__STATED EXERCISE__: Each entry needs to be restated exactly as written.

__RECORDS FOR THE TASK__:
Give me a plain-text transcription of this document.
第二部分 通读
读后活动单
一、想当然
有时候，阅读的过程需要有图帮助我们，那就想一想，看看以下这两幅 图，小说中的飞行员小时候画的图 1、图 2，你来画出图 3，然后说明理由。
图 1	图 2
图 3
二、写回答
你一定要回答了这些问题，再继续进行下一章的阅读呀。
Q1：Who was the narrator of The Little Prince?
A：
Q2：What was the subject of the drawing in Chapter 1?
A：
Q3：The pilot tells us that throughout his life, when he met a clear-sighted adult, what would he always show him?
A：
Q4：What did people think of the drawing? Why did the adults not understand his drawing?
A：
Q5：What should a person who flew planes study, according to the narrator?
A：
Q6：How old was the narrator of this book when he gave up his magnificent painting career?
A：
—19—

__RESPONSE__:
Give me a plain-text transcription of this document.
第二部分 通读
读后活动单
一、想当然
有时候，阅读的过程需要有图帮助我们，那就想一想，看看以下这两幅 图，小说中的飞行员小时候画的图 1、图 2，你来画出图 3，然后说明理由。
图 1	图 2
图 3
二、写回答
你一定要回答了这些问题，再继续进行下一章的阅读呀。
Q1：Who was the narrator of The Little Prince?
A：
Q2：What was the subject of the drawing in Chapter 1?
A：
Q3：The pilot tells us that throughout his life, when he met a clear-sighted adult, what would he always show him?
A：
Q4：What did people think of the drawing? Why did the adults not understand his drawing?
A：
Q5：What should a person who flew planes study, according to the narrator?
A：
Q6：How old was the narrator of this book when he gave up his magnificent painting career?
A：
—19—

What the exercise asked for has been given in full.